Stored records
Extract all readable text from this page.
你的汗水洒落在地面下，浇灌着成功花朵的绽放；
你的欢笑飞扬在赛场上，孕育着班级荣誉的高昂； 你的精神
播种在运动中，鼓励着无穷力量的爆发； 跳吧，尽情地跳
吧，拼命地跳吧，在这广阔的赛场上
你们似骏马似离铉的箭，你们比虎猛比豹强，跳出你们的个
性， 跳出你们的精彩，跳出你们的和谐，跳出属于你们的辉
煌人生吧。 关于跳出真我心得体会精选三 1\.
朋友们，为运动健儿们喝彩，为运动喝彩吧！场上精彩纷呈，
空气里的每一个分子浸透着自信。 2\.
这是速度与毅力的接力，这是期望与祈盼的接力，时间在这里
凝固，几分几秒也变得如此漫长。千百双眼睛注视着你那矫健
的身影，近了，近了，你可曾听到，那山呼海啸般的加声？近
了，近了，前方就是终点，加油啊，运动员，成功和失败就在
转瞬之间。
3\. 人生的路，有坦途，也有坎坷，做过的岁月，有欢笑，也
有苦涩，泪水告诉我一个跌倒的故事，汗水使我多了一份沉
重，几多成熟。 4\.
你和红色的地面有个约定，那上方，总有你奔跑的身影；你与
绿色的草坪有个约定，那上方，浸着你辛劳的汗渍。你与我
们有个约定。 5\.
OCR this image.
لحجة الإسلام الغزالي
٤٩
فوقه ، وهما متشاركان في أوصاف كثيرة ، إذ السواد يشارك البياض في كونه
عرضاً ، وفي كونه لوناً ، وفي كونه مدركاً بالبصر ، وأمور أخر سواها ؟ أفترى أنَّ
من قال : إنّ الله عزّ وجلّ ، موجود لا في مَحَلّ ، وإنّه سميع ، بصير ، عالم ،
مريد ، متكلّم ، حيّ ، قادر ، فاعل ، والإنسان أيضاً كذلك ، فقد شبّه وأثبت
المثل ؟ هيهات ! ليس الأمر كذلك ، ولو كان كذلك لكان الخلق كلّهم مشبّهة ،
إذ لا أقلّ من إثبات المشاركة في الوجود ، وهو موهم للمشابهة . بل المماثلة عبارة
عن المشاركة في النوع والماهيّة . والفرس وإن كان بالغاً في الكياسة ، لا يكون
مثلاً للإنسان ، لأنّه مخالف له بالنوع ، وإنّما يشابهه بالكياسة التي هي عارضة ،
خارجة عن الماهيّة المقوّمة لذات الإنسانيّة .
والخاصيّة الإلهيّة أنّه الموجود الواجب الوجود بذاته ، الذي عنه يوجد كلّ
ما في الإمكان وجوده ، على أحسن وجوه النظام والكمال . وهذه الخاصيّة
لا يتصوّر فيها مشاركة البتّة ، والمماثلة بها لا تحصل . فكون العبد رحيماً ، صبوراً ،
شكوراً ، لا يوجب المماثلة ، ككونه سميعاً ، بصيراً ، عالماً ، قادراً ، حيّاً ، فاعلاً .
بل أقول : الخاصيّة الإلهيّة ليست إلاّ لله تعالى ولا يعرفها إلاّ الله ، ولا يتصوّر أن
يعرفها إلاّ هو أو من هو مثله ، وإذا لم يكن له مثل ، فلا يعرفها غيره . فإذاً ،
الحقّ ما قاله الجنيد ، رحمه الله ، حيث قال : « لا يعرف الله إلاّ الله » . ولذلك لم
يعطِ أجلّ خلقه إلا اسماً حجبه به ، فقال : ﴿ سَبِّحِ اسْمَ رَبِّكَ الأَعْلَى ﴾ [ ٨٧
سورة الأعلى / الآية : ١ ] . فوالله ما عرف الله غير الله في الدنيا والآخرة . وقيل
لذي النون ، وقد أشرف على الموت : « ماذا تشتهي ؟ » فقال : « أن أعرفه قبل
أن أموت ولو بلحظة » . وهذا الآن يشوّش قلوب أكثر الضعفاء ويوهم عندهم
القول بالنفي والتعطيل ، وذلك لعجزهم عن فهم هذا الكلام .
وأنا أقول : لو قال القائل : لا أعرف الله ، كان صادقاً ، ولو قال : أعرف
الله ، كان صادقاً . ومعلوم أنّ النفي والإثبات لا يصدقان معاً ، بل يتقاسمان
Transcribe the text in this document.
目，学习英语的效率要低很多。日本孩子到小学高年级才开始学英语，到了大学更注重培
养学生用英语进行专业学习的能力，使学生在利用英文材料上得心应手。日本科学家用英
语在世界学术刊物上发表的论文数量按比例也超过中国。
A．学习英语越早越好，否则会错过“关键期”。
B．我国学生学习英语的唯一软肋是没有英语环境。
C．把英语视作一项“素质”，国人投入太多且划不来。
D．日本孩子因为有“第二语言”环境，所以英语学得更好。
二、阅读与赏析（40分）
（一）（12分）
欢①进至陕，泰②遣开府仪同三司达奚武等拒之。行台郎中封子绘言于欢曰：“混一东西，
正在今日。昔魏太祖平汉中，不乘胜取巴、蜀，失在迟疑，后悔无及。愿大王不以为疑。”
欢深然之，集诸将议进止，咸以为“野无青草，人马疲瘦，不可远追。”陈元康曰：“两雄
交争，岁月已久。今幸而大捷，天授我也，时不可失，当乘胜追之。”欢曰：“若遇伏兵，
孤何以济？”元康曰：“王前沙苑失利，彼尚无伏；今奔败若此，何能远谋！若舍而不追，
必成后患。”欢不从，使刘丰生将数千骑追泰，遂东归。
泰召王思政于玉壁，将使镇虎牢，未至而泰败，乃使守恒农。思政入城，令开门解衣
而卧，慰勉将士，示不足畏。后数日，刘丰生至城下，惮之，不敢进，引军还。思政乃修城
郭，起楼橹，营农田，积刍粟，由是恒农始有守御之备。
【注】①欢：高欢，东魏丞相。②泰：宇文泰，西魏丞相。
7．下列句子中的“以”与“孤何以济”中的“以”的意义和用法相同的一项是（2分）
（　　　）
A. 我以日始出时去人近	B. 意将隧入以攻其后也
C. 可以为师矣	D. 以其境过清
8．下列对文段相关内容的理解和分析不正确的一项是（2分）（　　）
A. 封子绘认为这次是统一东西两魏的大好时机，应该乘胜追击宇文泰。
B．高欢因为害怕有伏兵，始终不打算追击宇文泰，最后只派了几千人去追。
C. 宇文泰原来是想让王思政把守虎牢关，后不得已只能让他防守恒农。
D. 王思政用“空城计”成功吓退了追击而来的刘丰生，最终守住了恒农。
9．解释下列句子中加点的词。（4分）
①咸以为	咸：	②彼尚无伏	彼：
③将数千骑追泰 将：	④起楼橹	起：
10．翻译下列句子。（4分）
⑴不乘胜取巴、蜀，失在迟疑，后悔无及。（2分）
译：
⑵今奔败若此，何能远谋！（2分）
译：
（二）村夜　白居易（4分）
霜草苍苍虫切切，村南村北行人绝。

_Exercise requirements_
Repeat all the entries word for word.

_Task response_
Extract all readable text from this page.
你的汗水洒落在地面下，浇灌着成功花朵的绽放；
你的欢笑飞扬在赛场上，孕育着班级荣誉的高昂； 你的精神
播种在运动中，鼓励着无穷力量的爆发； 跳吧，尽情地跳
吧，拼命地跳吧，在这广阔的赛场上
你们似骏马似离铉的箭，你们比虎猛比豹强，跳出你们的个
性， 跳出你们的精彩，跳出你们的和谐，跳出属于你们的辉
煌人生吧。 关于跳出真我心得体会精选三 1\.
朋友们，为运动健儿们喝彩，为运动喝彩吧！场上精彩纷呈，
空气里的每一个分子浸透着自信。 2\.
这是速度与毅力的接力，这是期望与祈盼的接力，时间在这里
凝固，几分几秒也变得如此漫长。千百双眼睛注视着你那矫健
的身影，近了，近了，你可曾听到，那山呼海啸般的加声？近
了，近了，前方就是终点，加油啊，运动员，成功和失败就在
转瞬之间。
3\. 人生的路，有坦途，也有坎坷，做过的岁月，有欢笑，也
有苦涩，泪水告诉我一个跌倒的故事，汗水使我多了一份沉
重，几多成熟。 4\.
你和红色的地面有个约定，那上方，总有你奔跑的身影；你与
绿色的草坪有个约定，那上方，浸着你辛劳的汗渍。你与我
们有个约定。 5\.
OCR this image.
لحجة الإسلام الغزالي
٤٩
فوقه ، وهما متشاركان في أوصاف كثيرة ، إذ السواد يشارك البياض في كونه
عرضاً ، وفي كونه لوناً ، وفي كونه مدركاً بالبصر ، وأمور أخر سواها ؟ أفترى أنَّ
من قال : إنّ الله عزّ وجلّ ، موجود لا في مَحَلّ ، وإنّه سميع ، بصير ، عالم ،
مريد ، متكلّم ، حيّ ، قادر ، فاعل ، والإنسان أيضاً كذلك ، فقد شبّه وأثبت
المثل ؟ هيهات ! ليس الأمر كذلك ، ولو كان كذلك لكان الخلق كلّهم مشبّهة ،
إذ لا أقلّ من إثبات المشاركة في الوجود ، وهو موهم للمشابهة . بل المماثلة عبارة
عن المشاركة في النوع والماهيّة . والفرس وإن كان بالغاً في الكياسة ، لا يكون
مثلاً للإنسان ، لأنّه مخالف له بالنوع ، وإنّما يشابهه بالكياسة التي هي عارضة ،
خارجة عن الماهيّة المقوّمة لذات الإنسانيّة .
والخاصيّة الإلهيّة أنّه الموجود الواجب الوجود بذاته ، الذي عنه يوجد كلّ
ما في الإمكان وجوده ، على أحسن وجوه النظام والكمال . وهذه الخاصيّة
لا يتصوّر فيها مشاركة البتّة ، والمماثلة بها لا تحصل . فكون العبد رحيماً ، صبوراً ،
شكوراً ، لا يوجب المماثلة ، ككونه سميعاً ، بصيراً ، عالماً ، قادراً ، حيّاً ، فاعلاً .
بل أقول : الخاصيّة الإلهيّة ليست إلاّ لله تعالى ولا يعرفها إلاّ الله ، ولا يتصوّر أن
يعرفها إلاّ هو أو من هو مثله ، وإذا لم يكن له مثل ، فلا يعرفها غيره . فإذاً ،
الحقّ ما قاله الجنيد ، رحمه الله ، حيث قال : « لا يعرف الله إلاّ الله » . ولذلك لم
يعطِ أجلّ خلقه إلا اسماً حجبه به ، فقال : ﴿ سَبِّحِ اسْمَ رَبِّكَ الأَعْلَى ﴾ [ ٨٧
سورة الأعلى / الآية : ١ ] . فوالله ما عرف الله غير الله في الدنيا والآخرة . وقيل
لذي النون ، وقد أشرف على الموت : « ماذا تشتهي ؟ » فقال : « أن أعرفه قبل
أن أموت ولو بلحظة » . وهذا الآن يشوّش قلوب أكثر الضعفاء ويوهم عندهم
القول بالنفي والتعطيل ، وذلك لعجزهم عن فهم هذا الكلام .
وأنا أقول : لو قال القائل : لا أعرف الله ، كان صادقاً ، ولو قال : أعرف
الله ، كان صادقاً . ومعلوم أنّ النفي والإثبات لا يصدقان معاً ، بل يتقاسمان
Transcribe the text in this document.
目，学习英语的效率要低很多。日本孩子到小学高年级才开始学英语，到了大学更注重培
养学生用英语进行专业学习的能力，使学生在利用英文材料上得心应手。日本科学家用英
语在世界学术刊物上发表的论文数量按比例也超过中国。
A．学习英语越早越好，否则会错过“关键期”。
B．我国学生学习英语的唯一软肋是没有英语环境。
C．把英语视作一项“素质”，国人投入太多且划不来。
D．日本孩子因为有“第二语言”环境，所以英语学得更好。
二、阅读与赏析（40分）
（一）（12分）
欢①进至陕，泰②遣开府仪同三司达奚武等拒之。行台郎中封子绘言于欢曰：“混一东西，
正在今日。昔魏太祖平汉中，不乘胜取巴、蜀，失在迟疑，后悔无及。愿大王不以为疑。”
欢深然之，集诸将议进止，咸以为“野无青草，人马疲瘦，不可远追。”陈元康曰：“两雄
交争，岁月已久。今幸而大捷，天授我也，时不可失，当乘胜追之。”欢曰：“若遇伏兵，
孤何以济？”元康曰：“王前沙苑失利，彼尚无伏；今奔败若此，何能远谋！若舍而不追，
必成后患。”欢不从，使刘丰生将数千骑追泰，遂东归。
泰召王思政于玉壁，将使镇虎牢，未至而泰败，乃使守恒农。思政入城，令开门解衣
而卧，慰勉将士，示不足畏。后数日，刘丰生至城下，惮之，不敢进，引军还。思政乃修城
郭，起楼橹，营农田，积刍粟，由是恒农始有守御之备。
【注】①欢：高欢，东魏丞相。②泰：宇文泰，西魏丞相。
7．下列句子中的“以”与“孤何以济”中的“以”的意义和用法相同的一项是（2分）
（　　　）
A. 我以日始出时去人近	B. 意将隧入以攻其后也
C. 可以为师矣	D. 以其境过清
8．下列对文段相关内容的理解和分析不正确的一项是（2分）（　　）
A. 封子绘认为这次是统一东西两魏的大好时机，应该乘胜追击宇文泰。
B．高欢因为害怕有伏兵，始终不打算追击宇文泰，最后只派了几千人去追。
C. 宇文泰原来是想让王思政把守虎牢关，后不得已只能让他防守恒农。
D. 王思政用“空城计”成功吓退了追击而来的刘丰生，最终守住了恒农。
9．解释下列句子中加点的词。（4分）
①咸以为	咸：	②彼尚无伏	彼：
③将数千骑追泰 将：	④起楼橹	起：
10．翻译下列句子。（4分）
⑴不乘胜取巴、蜀，失在迟疑，后悔无及。（2分）
译：
⑵今奔败若此，何能远谋！（2分）
译：
（二）村夜　白居易（4分）
霜草苍苍虫切切，村南村北行人绝。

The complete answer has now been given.